FIG. 6 shows a state machine for implementing generalization of a protocol, which can be added using the supplementary data stream. This is just one example and may be expanded to numerous different protocols.


The protocol is defined by a state machine 600 that propagates with events and handshake messages between the 2 link partners. The first state 602, includes initial predefined patterns for link establishment. After both sides have established the link, the state machine moves to a frame alignment/synchronization state 604. After this is achieved, we can start with communicating the desired protocol over LSP between the two sides, as depicted by exchange LSP protocol data state 606.


Under another example use case of the supplementary data, the supplementary data is used to expand the payload throughput by 1/40.

^^^^^^^^

■ EXERCISE SET
**1)** Reproduce word for word the part of the protocol state machine passage that begins with the words containing "FIG. 6 shows" and ends with "numerous different protocols.".
**2)** Carry on the passage about the protocol state machine and supplementary data from the point where it stops.

■ MATERIAL
^^^^^^^^

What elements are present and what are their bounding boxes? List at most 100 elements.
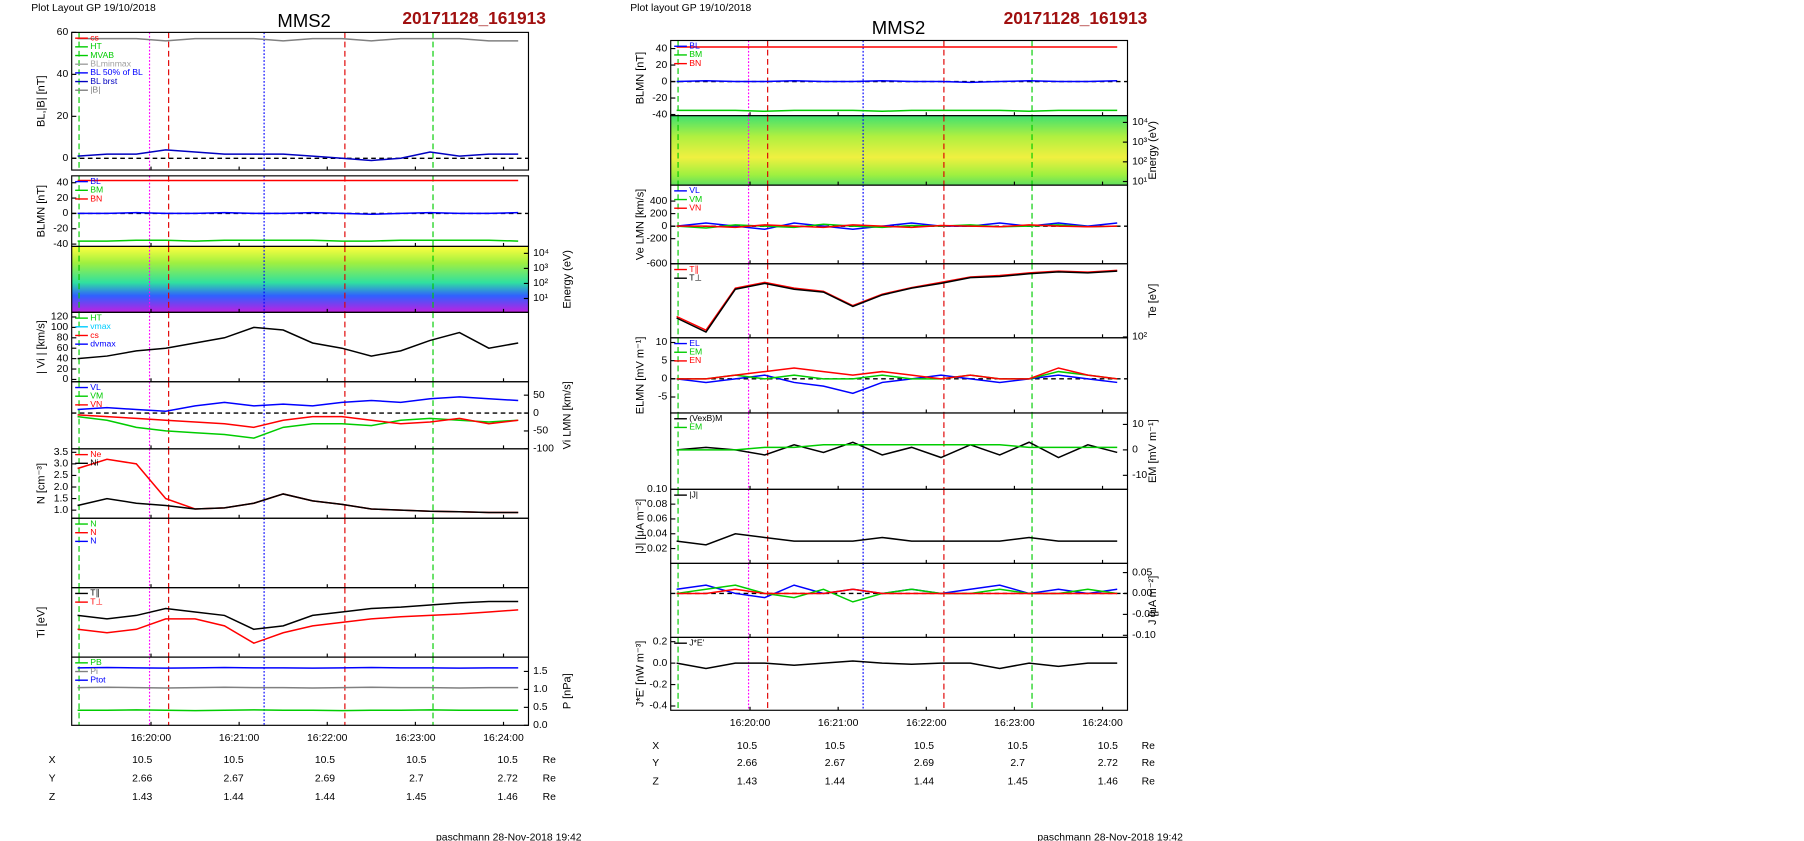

^^^^^^^^

■ ANSWERS TO EACH TASK
**1)**
FIG. 6 shows a state machine for implementing generalization of a protocol, which can be added using the supplementary data stream. This is just one example and may be expanded to numerous different protocols.

**2)**
FIG. 7 shows a flow diagram 700 illustrating the flow of preparation of the supplementary data in a case where the LSP is used for error correction, according to one embodiment. In a block 702, payload data is added to a payload data block or payload data message block. In a block 704, the RS parity symbols (single-level or 2-level nested) block is computed and prepared to be added to the supplementary data stream. As shown in block 706, the supplementary data for the block is now ready to be added to the transmitter output to be conveyed in parallel with the payload data block. When LSP conveys a FEC, some latency may be added if a block code is selected, since computation of the parity symbols requires observation of an entire payload data block.



FIG. 8 shows a system 800 including a transmitter 802 that transmits a sequence of 32-QAM constellations and shifted 32-QAM constellations to a receiver 804, where transmitter 802 and receiver 804 are operated as link partners. Transmitter 802 includes circuitry for implementing transmitter-side aspects of the LSP and includes embedded logic for implementing the operations and logic of flowchart 300 shown in FIG. 3 and discussed above. Receiver 804 includes circuitry for implementing receiver-side aspects of the LSP and includes embedded logic for implementing the operations and logic of flowchart 400 shown in FIG. 4 and discussed above. In practice, system 800 may include a pair of transceivers operating as link partner, with each transceiver including a transmitter 802 and a receiver 804.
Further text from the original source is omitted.